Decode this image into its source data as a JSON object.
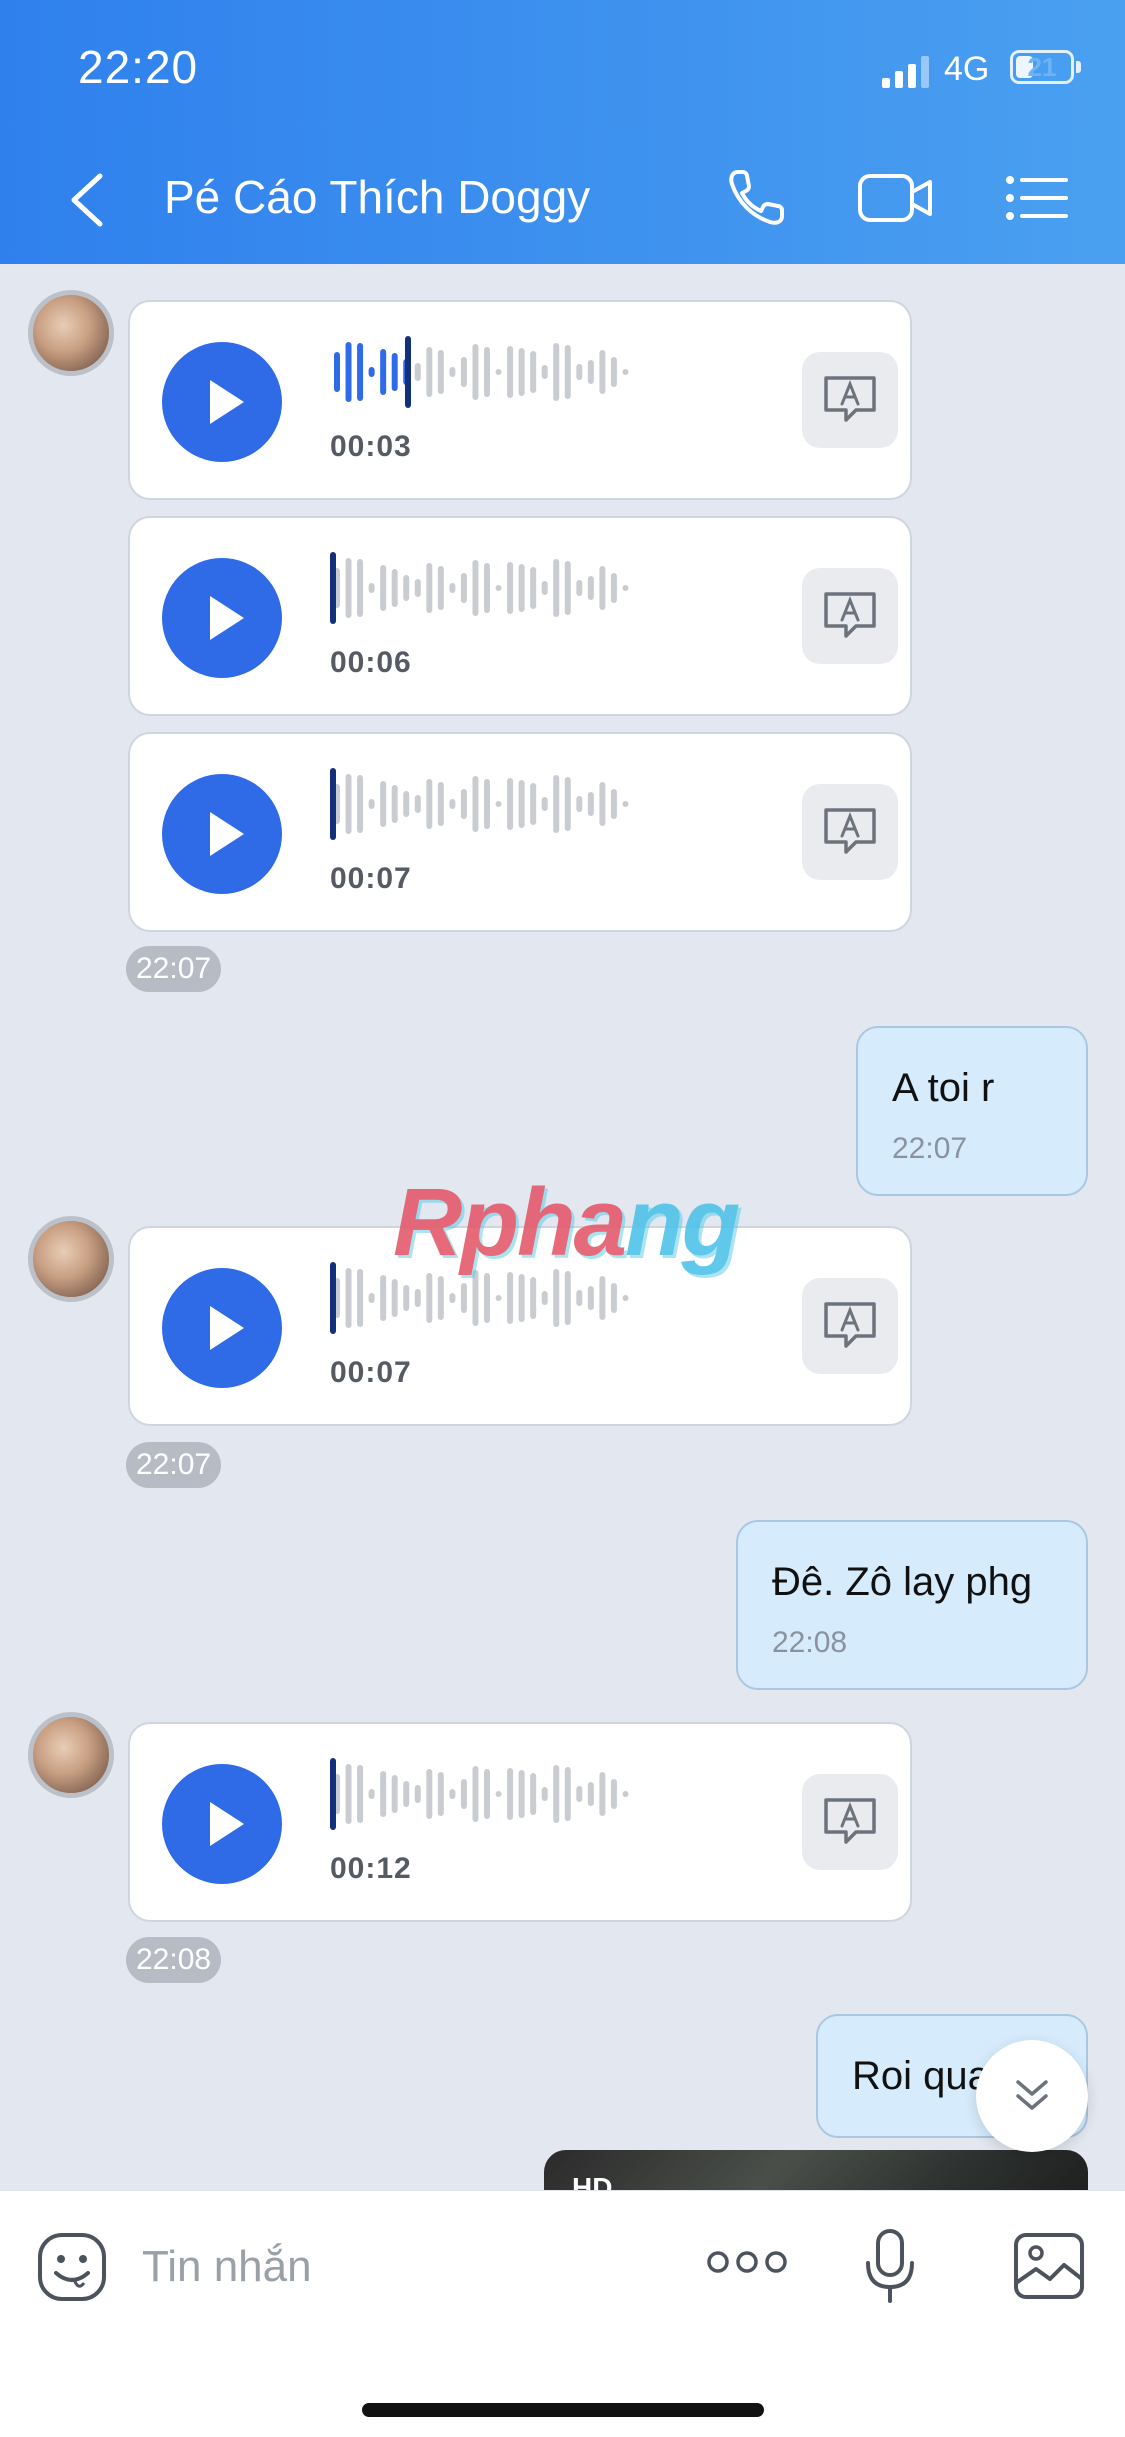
{
  "status_bar": {
    "time": "22:20",
    "network": "4G",
    "battery": "21"
  },
  "header": {
    "title": "Pé Cáo Thích Doggy"
  },
  "icons": {
    "back": "chevron-left-icon",
    "call": "phone-icon",
    "video": "video-camera-icon",
    "menu": "list-menu-icon",
    "play": "play-icon",
    "transcribe": "speech-to-text-icon",
    "sticker": "sticker-face-icon",
    "more": "more-dots-icon",
    "mic": "microphone-icon",
    "gallery": "image-gallery-icon",
    "scroll_down": "double-chevron-down-icon"
  },
  "colors": {
    "accent": "#2f6be6",
    "header": "#3b8def",
    "outgoing_bubble": "#d6ecfd",
    "background": "#e3e8f0"
  },
  "messages": {
    "voice1": {
      "duration": "00:03",
      "progress": 0.25
    },
    "voice2": {
      "duration": "00:06",
      "progress": 0
    },
    "voice3": {
      "duration": "00:07",
      "progress": 0
    },
    "time1": "22:07",
    "out1": {
      "text": "A toi r",
      "time": "22:07"
    },
    "voice4": {
      "duration": "00:07",
      "progress": 0
    },
    "time2": "22:07",
    "out2": {
      "text": "Đê. Zô lay phg",
      "time": "22:08"
    },
    "voice5": {
      "duration": "00:12",
      "progress": 0
    },
    "time3": "22:08",
    "out3": {
      "text": "Roi qua"
    },
    "image_badge": "HD"
  },
  "watermark": {
    "part1": "Rpha",
    "part2": "ng"
  },
  "composer": {
    "placeholder": "Tin nhắn"
  }
}
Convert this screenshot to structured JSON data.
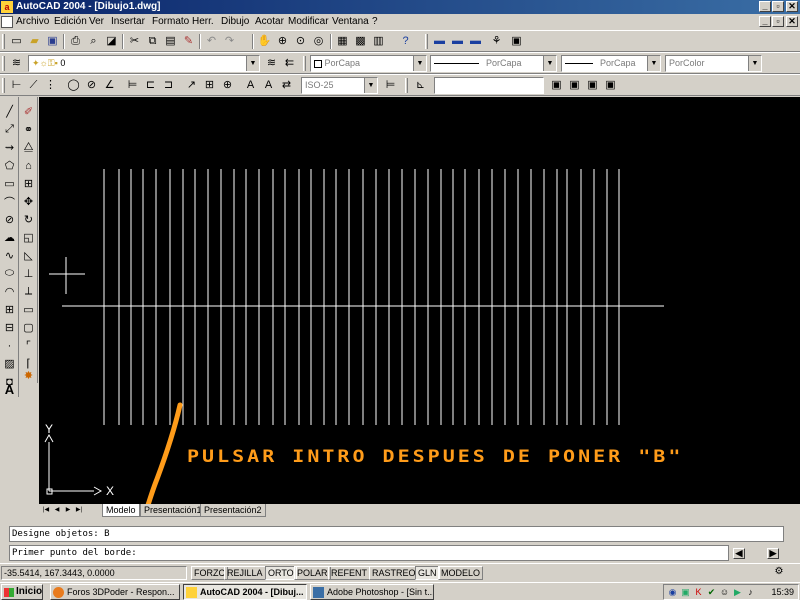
{
  "window": {
    "title": "AutoCAD 2004 - [Dibujo1.dwg]",
    "app_icon": "autocad-icon",
    "controls": [
      "_",
      "▫",
      "✕"
    ]
  },
  "menubar": {
    "items": [
      "Archivo",
      "Edición",
      "Ver",
      "Insertar",
      "Formato",
      "Herr.",
      "Dibujo",
      "Acotar",
      "Modificar",
      "Ventana",
      "?"
    ]
  },
  "properties": {
    "layer_value": "0",
    "color": "PorCapa",
    "linetype": "PorCapa",
    "lineweight": "PorCapa",
    "plotstyle": "PorColor"
  },
  "dimstyle": {
    "value": "ISO-25"
  },
  "annotation": {
    "text": "PULSAR INTRO DESPUES DE PONER \"B\"",
    "color": "#ff9c1a"
  },
  "ucs": {
    "x_label": "X",
    "y_label": "Y"
  },
  "layout_tabs": [
    "Modelo",
    "Presentación1",
    "Presentación2"
  ],
  "command": {
    "history_line": "Designe objetos: B",
    "prompt_line": "Primer punto del borde:"
  },
  "status": {
    "coordinates": "-35.5414, 167.3443, 0.0000",
    "buttons": [
      {
        "label": "FORZC",
        "on": false
      },
      {
        "label": "REJILLA",
        "on": false
      },
      {
        "label": "ORTO",
        "on": true
      },
      {
        "label": "POLAR",
        "on": false
      },
      {
        "label": "REFENT",
        "on": false
      },
      {
        "label": "RASTREO",
        "on": false
      },
      {
        "label": "GLN",
        "on": true
      },
      {
        "label": "MODELO",
        "on": false
      }
    ]
  },
  "taskbar": {
    "start_label": "Inicio",
    "tasks": [
      {
        "label": "Foros 3DPoder - Respon...",
        "active": false
      },
      {
        "label": "AutoCAD 2004 - [Dibuj...",
        "active": true
      },
      {
        "label": "Adobe Photoshop - [Sin t...",
        "active": false
      }
    ],
    "clock": "15:39"
  },
  "colors": {
    "drawing_background": "#000000",
    "geometry": "#ffffff",
    "titlebar": "#0a246a"
  }
}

* * * * * * *

Quote all the records verbatim, dropping any pictures from your copy.

**SOLVED EXERCISE:**
Decode this image into its source data as a JSON object.
{
  "status_bar": {
    "time": "22:20",
    "network": "4G",
    "battery": "21"
  },
  "header": {
    "title": "Pé Cáo Thích Doggy"
  },
  "icons": {
    "back": "chevron-left-icon",
    "call": "phone-icon",
    "video": "video-camera-icon",
    "menu": "list-menu-icon",
    "play": "play-icon",
    "transcribe": "speech-to-text-icon",
    "sticker": "sticker-face-icon",
    "more": "more-dots-icon",
    "mic": "microphone-icon",
    "gallery": "image-gallery-icon",
    "scroll_down": "double-chevron-down-icon"
  },
  "colors": {
    "accent": "#2f6be6",
    "header": "#3b8def",
    "outgoing_bubble": "#d6ecfd",
    "background": "#e3e8f0"
  },
  "messages": {
    "voice1": {
      "duration": "00:03",
      "progress": 0.25
    },
    "voice2": {
      "duration": "00:06",
      "progress": 0
    },
    "voice3": {
      "duration": "00:07",
      "progress": 0
    },
    "time1": "22:07",
    "out1": {
      "text": "A toi r",
      "time": "22:07"
    },
    "voice4": {
      "duration": "00:07",
      "progress": 0
    },
    "time2": "22:07",
    "out2": {
      "text": "Đê. Zô lay phg",
      "time": "22:08"
    },
    "voice5": {
      "duration": "00:12",
      "progress": 0
    },
    "time3": "22:08",
    "out3": {
      "text": "Roi qua"
    },
    "image_badge": "HD"
  },
  "watermark": {
    "part1": "Rpha",
    "part2": "ng"
  },
  "composer": {
    "placeholder": "Tin nhắn"
  }
}
Convert this screenshot to structured JSON data.
{
  "window": {
    "title": "AutoCAD 2004 - [Dibujo1.dwg]",
    "app_icon": "autocad-icon",
    "controls": [
      "_",
      "▫",
      "✕"
    ]
  },
  "menubar": {
    "items": [
      "Archivo",
      "Edición",
      "Ver",
      "Insertar",
      "Formato",
      "Herr.",
      "Dibujo",
      "Acotar",
      "Modificar",
      "Ventana",
      "?"
    ]
  },
  "properties": {
    "layer_value": "0",
    "color": "PorCapa",
    "linetype": "PorCapa",
    "lineweight": "PorCapa",
    "plotstyle": "PorColor"
  },
  "dimstyle": {
    "value": "ISO-25"
  },
  "annotation": {
    "text": "PULSAR INTRO DESPUES DE PONER \"B\"",
    "color": "#ff9c1a"
  },
  "ucs": {
    "x_label": "X",
    "y_label": "Y"
  },
  "layout_tabs": [
    "Modelo",
    "Presentación1",
    "Presentación2"
  ],
  "command": {
    "history_line": "Designe objetos: B",
    "prompt_line": "Primer punto del borde:"
  },
  "status": {
    "coordinates": "-35.5414, 167.3443, 0.0000",
    "buttons": [
      {
        "label": "FORZC",
        "on": false
      },
      {
        "label": "REJILLA",
        "on": false
      },
      {
        "label": "ORTO",
        "on": true
      },
      {
        "label": "POLAR",
        "on": false
      },
      {
        "label": "REFENT",
        "on": false
      },
      {
        "label": "RASTREO",
        "on": false
      },
      {
        "label": "GLN",
        "on": true
      },
      {
        "label": "MODELO",
        "on": false
      }
    ]
  },
  "taskbar": {
    "start_label": "Inicio",
    "tasks": [
      {
        "label": "Foros 3DPoder - Respon...",
        "active": false
      },
      {
        "label": "AutoCAD 2004 - [Dibuj...",
        "active": true
      },
      {
        "label": "Adobe Photoshop - [Sin t...",
        "active": false
      }
    ],
    "clock": "15:39"
  },
  "colors": {
    "drawing_background": "#000000",
    "geometry": "#ffffff",
    "titlebar": "#0a246a"
  }
}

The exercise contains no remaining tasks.